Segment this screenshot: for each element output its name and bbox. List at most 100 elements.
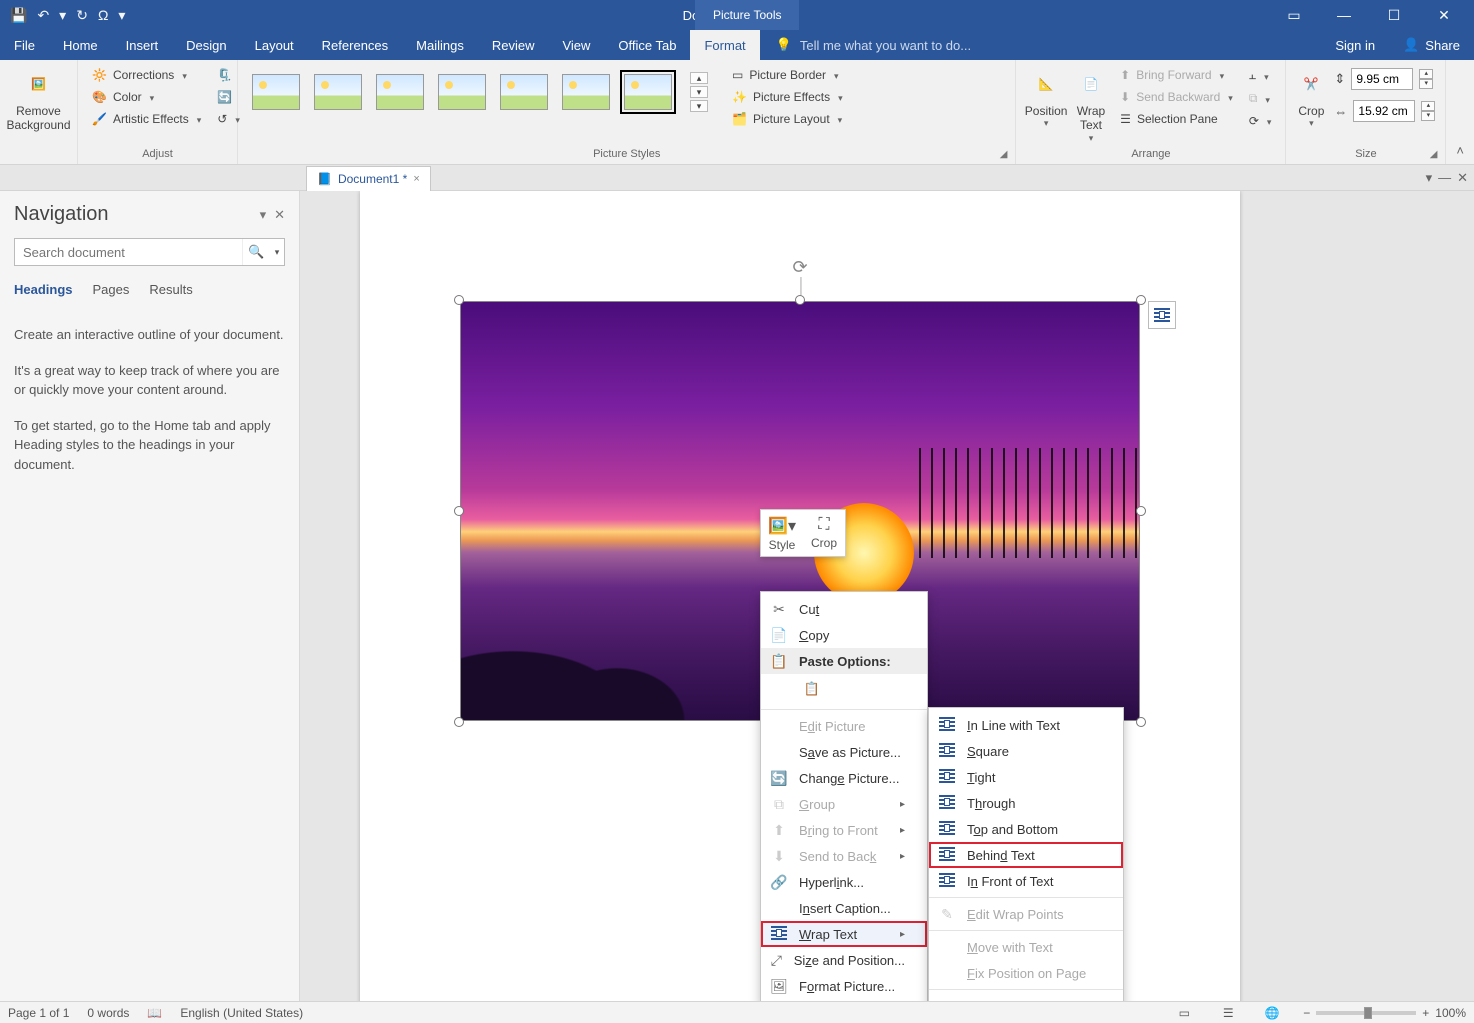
style-thumb-1[interactable]	[252, 74, 300, 110]
status-language[interactable]: English (United States)	[180, 1006, 303, 1020]
nav-tab-results[interactable]: Results	[149, 282, 192, 301]
status-proofing-icon[interactable]: 📖	[147, 1006, 162, 1020]
resize-handle-bl[interactable]	[454, 717, 464, 727]
zoom-slider[interactable]	[1316, 1011, 1416, 1015]
tab-mailings[interactable]: Mailings	[402, 30, 478, 60]
rotate-handle-icon[interactable]: ⟳	[792, 257, 807, 278]
minimize-icon[interactable]: —	[1324, 7, 1364, 23]
resize-handle-br[interactable]	[1136, 717, 1146, 727]
search-input[interactable]	[15, 245, 242, 260]
document-canvas[interactable]: ⟳ 🖼️▾Style ⛶Crop	[300, 191, 1474, 1001]
style-thumb-6[interactable]	[562, 74, 610, 110]
remove-background-button[interactable]: 🖼️ Remove Background	[6, 64, 71, 133]
color-button[interactable]: 🎨Color	[88, 88, 205, 106]
tab-home[interactable]: Home	[49, 30, 112, 60]
status-page[interactable]: Page 1 of 1	[8, 1006, 69, 1020]
artistic-effects-button[interactable]: 🖌️Artistic Effects	[88, 110, 205, 128]
ctx-format-picture[interactable]: 🖼Format Picture...	[761, 973, 927, 999]
height-down-icon[interactable]: ▾	[1419, 79, 1433, 89]
size-dialog-launcher-icon[interactable]: ◢	[1430, 149, 1438, 160]
resize-handle-tl[interactable]	[454, 295, 464, 305]
style-thumb-7[interactable]	[624, 74, 672, 110]
paste-option-keep-source[interactable]: 📋	[799, 676, 825, 702]
document-tab-close-icon[interactable]: ×	[413, 173, 419, 185]
maximize-icon[interactable]: ☐	[1374, 7, 1414, 24]
navigation-close-icon[interactable]: ✕	[266, 207, 285, 223]
corrections-button[interactable]: 🔆Corrections	[88, 66, 205, 84]
width-up-icon[interactable]: ▴	[1421, 101, 1435, 111]
zoom-out-icon[interactable]: −	[1303, 1006, 1310, 1020]
style-thumb-2[interactable]	[314, 74, 362, 110]
doctabs-dropdown-icon[interactable]: ▾	[1426, 170, 1433, 186]
send-backward-button[interactable]: ⬇Send Backward	[1116, 88, 1237, 106]
mini-crop-button[interactable]: ⛶Crop	[803, 510, 845, 556]
tab-view[interactable]: View	[548, 30, 604, 60]
position-button[interactable]: 📐Position▾	[1022, 64, 1069, 129]
ctx-save-as-picture[interactable]: Save as Picture...	[761, 739, 927, 765]
tab-review[interactable]: Review	[478, 30, 549, 60]
selection-pane-button[interactable]: ☰Selection Pane	[1116, 110, 1237, 128]
tab-insert[interactable]: Insert	[112, 30, 173, 60]
style-thumb-3[interactable]	[376, 74, 424, 110]
navigation-dropdown-icon[interactable]: ▾	[252, 207, 267, 223]
doctabs-close-icon[interactable]: ✕	[1457, 170, 1468, 186]
tab-office-tab[interactable]: Office Tab	[604, 30, 690, 60]
zoom-in-icon[interactable]: +	[1422, 1006, 1429, 1020]
status-words[interactable]: 0 words	[87, 1006, 129, 1020]
wrap-behind-text[interactable]: Behind Text	[929, 842, 1123, 868]
tab-layout[interactable]: Layout	[241, 30, 308, 60]
selected-image[interactable]: ⟳ 🖼️▾Style ⛶Crop	[460, 301, 1140, 721]
view-read-mode-icon[interactable]: ▭	[1171, 1006, 1197, 1020]
ctx-hyperlink[interactable]: 🔗Hyperlink...	[761, 869, 927, 895]
ctx-change-picture[interactable]: 🔄Change Picture...	[761, 765, 927, 791]
picture-border-button[interactable]: ▭Picture Border	[728, 66, 847, 84]
search-dropdown-icon[interactable]: ▾	[270, 247, 284, 258]
save-icon[interactable]: 💾	[10, 7, 27, 24]
wrap-tight[interactable]: Tight	[929, 764, 1123, 790]
wrap-through[interactable]: Through	[929, 790, 1123, 816]
nav-tab-pages[interactable]: Pages	[93, 282, 130, 301]
nav-tab-headings[interactable]: Headings	[14, 282, 73, 301]
tab-references[interactable]: References	[308, 30, 402, 60]
wrap-inline[interactable]: In Line with Text	[929, 712, 1123, 738]
rotate-button[interactable]: ⟳	[1245, 112, 1276, 130]
width-input[interactable]	[1353, 100, 1415, 122]
resize-handle-tm[interactable]	[795, 295, 805, 305]
wrap-in-front[interactable]: In Front of Text	[929, 868, 1123, 894]
ctx-wrap-text[interactable]: Wrap Text▸	[761, 921, 927, 947]
ctx-cut[interactable]: ✂Cut	[761, 596, 927, 622]
tab-design[interactable]: Design	[172, 30, 240, 60]
view-print-layout-icon[interactable]: ☰	[1215, 1006, 1241, 1020]
group-objects-button[interactable]: ⧉	[1245, 89, 1276, 108]
doctabs-min-icon[interactable]: —	[1438, 170, 1451, 185]
sign-in-link[interactable]: Sign in	[1321, 30, 1389, 60]
wrap-more-options[interactable]: ⧉More Layout Options...	[929, 993, 1123, 1001]
tab-file[interactable]: File	[0, 30, 49, 60]
ctx-size-position[interactable]: ⤢Size and Position...	[761, 947, 927, 973]
view-web-layout-icon[interactable]: 🌐	[1259, 1006, 1285, 1020]
search-icon[interactable]: 🔍	[242, 239, 270, 265]
mini-style-button[interactable]: 🖼️▾Style	[761, 510, 803, 556]
crop-button[interactable]: ✂️Crop▾	[1292, 64, 1330, 129]
gallery-more-icon[interactable]: ▾	[690, 100, 708, 112]
collapse-ribbon-icon[interactable]: ˄	[1446, 137, 1474, 164]
picture-effects-button[interactable]: ✨Picture Effects	[728, 88, 847, 106]
style-thumb-4[interactable]	[438, 74, 486, 110]
sync-icon[interactable]: Ω	[98, 7, 108, 23]
redo-icon[interactable]: ↻	[76, 7, 88, 24]
wrap-square[interactable]: Square	[929, 738, 1123, 764]
qat-customize-icon[interactable]: ▾	[118, 7, 125, 24]
align-button[interactable]: ⫠	[1245, 66, 1276, 85]
qat-undo-dropdown-icon[interactable]: ▾	[59, 7, 66, 24]
gallery-scroll-up-icon[interactable]: ▴	[690, 72, 708, 84]
bring-forward-button[interactable]: ⬆Bring Forward	[1116, 66, 1237, 84]
ctx-copy[interactable]: 📄Copy	[761, 622, 927, 648]
zoom-value[interactable]: 100%	[1435, 1006, 1466, 1020]
gallery-scroll-down-icon[interactable]: ▾	[690, 86, 708, 98]
document-tab-1[interactable]: 📘 Document1 * ×	[306, 166, 431, 191]
tab-format[interactable]: Format	[690, 30, 759, 60]
undo-icon[interactable]: ↶	[37, 7, 49, 24]
picture-layout-button[interactable]: 🗂️Picture Layout	[728, 110, 847, 128]
styles-dialog-launcher-icon[interactable]: ◢	[1000, 149, 1008, 160]
resize-handle-ml[interactable]	[454, 506, 464, 516]
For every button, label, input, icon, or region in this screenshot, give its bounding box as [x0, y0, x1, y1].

__________

**WHAT IS EXPECTED**: Count how many lines in the items contain the string "input", with case counting. Give only the number.

**ANSWER TO THIS TASK**: 3